Items listed in a dataset:
--- --- ---

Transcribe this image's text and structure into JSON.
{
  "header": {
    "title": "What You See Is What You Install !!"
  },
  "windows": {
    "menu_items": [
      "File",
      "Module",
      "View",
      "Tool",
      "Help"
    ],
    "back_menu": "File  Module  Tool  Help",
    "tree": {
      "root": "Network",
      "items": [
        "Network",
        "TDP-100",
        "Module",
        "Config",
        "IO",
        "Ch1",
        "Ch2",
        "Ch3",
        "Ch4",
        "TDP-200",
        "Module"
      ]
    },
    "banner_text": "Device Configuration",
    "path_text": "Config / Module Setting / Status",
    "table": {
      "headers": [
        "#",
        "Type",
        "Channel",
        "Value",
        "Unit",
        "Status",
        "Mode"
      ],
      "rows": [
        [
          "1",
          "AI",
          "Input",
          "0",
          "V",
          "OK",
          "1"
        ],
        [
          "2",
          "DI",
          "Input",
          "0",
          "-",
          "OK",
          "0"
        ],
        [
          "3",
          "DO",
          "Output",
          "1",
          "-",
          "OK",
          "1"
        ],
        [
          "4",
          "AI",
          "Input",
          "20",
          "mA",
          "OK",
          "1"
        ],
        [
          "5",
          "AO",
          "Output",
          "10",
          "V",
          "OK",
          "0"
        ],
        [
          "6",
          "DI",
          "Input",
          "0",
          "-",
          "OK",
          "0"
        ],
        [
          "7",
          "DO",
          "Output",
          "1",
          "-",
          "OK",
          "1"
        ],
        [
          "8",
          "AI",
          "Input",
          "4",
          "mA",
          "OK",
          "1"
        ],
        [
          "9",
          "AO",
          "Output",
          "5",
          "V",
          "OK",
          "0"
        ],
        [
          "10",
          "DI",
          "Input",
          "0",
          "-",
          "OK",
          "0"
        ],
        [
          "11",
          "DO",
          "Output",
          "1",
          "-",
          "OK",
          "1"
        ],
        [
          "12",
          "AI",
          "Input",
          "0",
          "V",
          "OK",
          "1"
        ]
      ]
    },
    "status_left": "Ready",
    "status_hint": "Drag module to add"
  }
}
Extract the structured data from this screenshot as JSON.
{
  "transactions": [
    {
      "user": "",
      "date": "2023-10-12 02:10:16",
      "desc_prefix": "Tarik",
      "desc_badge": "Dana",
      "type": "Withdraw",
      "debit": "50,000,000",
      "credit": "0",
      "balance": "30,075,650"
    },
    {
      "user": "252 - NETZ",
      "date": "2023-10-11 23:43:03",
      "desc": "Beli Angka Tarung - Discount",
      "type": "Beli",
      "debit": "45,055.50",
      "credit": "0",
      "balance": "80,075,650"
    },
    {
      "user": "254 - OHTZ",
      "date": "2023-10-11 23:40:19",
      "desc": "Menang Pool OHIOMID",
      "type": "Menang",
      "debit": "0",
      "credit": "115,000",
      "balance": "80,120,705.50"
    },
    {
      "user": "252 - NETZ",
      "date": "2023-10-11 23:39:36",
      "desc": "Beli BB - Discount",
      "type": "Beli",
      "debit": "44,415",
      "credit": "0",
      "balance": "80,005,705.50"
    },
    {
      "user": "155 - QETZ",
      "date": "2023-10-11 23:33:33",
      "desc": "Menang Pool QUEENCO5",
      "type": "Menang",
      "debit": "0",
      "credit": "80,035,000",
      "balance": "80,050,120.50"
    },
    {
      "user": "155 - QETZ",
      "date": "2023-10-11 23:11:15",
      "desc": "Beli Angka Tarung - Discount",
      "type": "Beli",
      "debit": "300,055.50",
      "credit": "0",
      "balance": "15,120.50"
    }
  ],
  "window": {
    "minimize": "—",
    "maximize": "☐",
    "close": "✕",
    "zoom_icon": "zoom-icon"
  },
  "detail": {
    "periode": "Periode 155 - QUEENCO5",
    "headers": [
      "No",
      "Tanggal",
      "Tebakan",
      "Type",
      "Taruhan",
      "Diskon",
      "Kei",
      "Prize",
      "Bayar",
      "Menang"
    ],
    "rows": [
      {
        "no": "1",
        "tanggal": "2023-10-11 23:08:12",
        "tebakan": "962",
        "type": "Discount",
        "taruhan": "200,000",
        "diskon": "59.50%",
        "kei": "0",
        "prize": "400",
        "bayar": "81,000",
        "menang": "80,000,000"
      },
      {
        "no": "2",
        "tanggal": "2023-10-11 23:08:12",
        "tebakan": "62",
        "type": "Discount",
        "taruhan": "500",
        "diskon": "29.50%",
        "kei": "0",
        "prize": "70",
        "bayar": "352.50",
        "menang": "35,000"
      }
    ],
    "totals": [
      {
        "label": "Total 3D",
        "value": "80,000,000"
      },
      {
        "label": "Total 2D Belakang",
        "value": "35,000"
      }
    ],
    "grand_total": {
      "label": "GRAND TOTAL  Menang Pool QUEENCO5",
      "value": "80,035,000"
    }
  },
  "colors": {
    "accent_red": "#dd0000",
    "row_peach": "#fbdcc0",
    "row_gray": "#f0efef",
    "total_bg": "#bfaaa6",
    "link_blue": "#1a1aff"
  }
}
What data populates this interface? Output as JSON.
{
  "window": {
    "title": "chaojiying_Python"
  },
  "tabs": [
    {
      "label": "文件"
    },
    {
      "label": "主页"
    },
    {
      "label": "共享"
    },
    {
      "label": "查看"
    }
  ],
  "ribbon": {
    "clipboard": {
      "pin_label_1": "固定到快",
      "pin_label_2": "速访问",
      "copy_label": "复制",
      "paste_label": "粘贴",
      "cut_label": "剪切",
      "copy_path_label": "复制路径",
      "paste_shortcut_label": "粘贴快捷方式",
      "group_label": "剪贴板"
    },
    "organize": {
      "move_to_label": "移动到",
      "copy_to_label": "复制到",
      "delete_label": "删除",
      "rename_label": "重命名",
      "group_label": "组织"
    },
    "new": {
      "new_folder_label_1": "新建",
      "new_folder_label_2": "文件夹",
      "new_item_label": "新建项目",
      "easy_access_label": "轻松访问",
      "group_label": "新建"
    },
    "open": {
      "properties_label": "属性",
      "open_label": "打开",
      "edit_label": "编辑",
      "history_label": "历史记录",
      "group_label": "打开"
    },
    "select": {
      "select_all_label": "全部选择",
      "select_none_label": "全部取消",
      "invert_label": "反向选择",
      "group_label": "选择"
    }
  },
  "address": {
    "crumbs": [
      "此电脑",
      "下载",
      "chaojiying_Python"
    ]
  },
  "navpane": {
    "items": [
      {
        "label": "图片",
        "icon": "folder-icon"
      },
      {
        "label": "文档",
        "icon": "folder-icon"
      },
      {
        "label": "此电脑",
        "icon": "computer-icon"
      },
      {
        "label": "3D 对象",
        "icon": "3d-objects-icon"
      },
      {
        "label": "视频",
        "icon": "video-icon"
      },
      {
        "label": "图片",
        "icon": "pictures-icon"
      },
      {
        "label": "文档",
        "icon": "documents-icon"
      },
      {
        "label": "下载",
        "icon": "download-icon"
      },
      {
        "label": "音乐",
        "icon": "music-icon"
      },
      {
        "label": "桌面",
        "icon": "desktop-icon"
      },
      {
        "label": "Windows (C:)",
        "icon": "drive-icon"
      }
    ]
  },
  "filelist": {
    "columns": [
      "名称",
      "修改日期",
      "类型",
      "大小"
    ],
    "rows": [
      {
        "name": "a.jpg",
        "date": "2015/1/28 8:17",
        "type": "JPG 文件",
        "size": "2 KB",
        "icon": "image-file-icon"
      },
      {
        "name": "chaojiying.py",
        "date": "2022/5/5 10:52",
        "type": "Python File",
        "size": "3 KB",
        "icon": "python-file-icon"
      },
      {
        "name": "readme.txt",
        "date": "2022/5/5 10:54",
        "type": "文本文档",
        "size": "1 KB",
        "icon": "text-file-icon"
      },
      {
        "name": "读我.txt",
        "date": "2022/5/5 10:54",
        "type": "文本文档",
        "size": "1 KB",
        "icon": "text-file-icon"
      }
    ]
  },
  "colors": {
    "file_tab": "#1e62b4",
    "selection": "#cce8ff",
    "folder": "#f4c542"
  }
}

--- --- ---

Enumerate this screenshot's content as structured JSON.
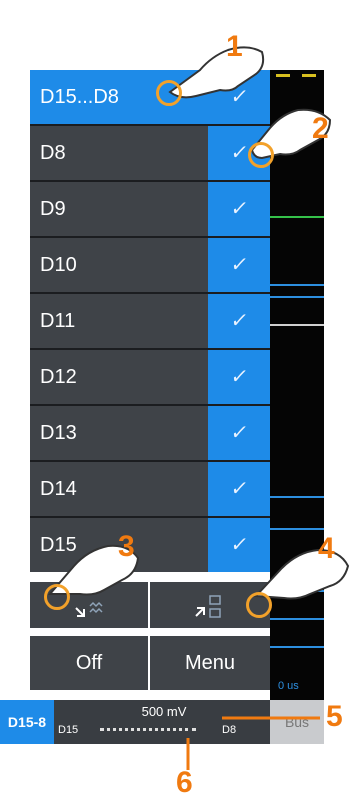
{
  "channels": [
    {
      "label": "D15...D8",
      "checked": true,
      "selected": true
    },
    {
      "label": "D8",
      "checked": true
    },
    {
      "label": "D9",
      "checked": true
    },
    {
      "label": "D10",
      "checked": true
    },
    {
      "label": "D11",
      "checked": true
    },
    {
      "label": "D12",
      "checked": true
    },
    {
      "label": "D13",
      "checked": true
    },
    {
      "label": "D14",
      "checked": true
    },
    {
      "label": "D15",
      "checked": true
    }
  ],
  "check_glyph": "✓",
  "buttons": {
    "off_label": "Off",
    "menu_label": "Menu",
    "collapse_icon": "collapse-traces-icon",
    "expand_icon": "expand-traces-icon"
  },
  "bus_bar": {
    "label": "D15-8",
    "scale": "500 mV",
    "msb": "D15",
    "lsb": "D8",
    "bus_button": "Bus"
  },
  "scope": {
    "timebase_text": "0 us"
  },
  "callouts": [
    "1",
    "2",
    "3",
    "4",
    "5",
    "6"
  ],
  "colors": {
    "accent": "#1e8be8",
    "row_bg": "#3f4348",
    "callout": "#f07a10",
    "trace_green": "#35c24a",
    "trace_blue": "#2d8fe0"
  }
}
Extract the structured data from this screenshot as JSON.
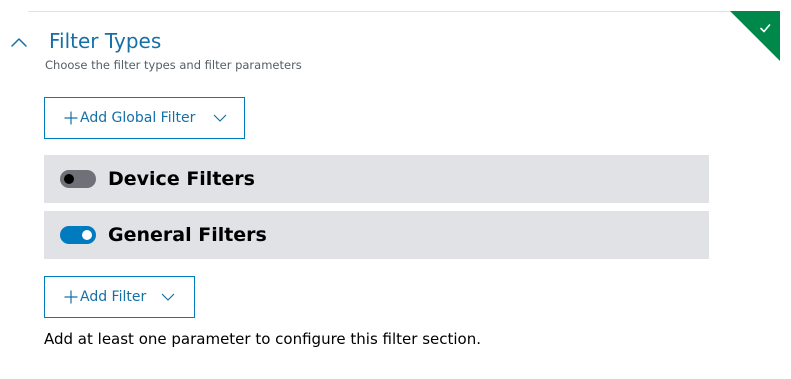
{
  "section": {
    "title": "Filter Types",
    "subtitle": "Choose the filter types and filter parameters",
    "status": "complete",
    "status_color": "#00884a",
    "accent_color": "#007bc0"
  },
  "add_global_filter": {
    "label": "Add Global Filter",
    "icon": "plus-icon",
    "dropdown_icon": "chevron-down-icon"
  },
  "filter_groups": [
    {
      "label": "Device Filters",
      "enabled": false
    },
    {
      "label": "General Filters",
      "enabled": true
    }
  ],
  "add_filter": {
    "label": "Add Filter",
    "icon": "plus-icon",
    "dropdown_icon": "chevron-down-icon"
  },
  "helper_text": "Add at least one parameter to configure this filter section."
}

--- --- ---

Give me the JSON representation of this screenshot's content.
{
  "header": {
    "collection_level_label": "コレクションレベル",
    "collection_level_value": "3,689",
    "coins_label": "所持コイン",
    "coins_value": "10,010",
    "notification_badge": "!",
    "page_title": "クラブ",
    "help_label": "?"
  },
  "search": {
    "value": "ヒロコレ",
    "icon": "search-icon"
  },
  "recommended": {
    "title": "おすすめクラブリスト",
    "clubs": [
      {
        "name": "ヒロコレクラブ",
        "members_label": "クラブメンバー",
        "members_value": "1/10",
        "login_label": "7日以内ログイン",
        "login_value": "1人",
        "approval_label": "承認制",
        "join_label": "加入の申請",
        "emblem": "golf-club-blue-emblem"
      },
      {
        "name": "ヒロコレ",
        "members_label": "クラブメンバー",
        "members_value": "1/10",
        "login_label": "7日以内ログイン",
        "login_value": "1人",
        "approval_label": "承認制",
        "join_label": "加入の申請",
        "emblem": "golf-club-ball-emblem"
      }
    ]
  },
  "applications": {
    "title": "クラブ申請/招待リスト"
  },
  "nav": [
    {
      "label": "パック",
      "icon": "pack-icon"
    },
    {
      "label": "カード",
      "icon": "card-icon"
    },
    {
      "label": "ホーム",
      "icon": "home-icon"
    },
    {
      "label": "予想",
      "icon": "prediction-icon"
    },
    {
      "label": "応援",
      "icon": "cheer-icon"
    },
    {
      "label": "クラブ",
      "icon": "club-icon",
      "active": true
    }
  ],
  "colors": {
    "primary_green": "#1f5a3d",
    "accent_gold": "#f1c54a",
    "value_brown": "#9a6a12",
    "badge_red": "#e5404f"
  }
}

--- --- ---

Read the entries above, then pull out the lines that include "Tool".

### SOLUTION TO THE EXERCISE:
      "Tool",
    "back_menu": "File  Module  Tool  Help",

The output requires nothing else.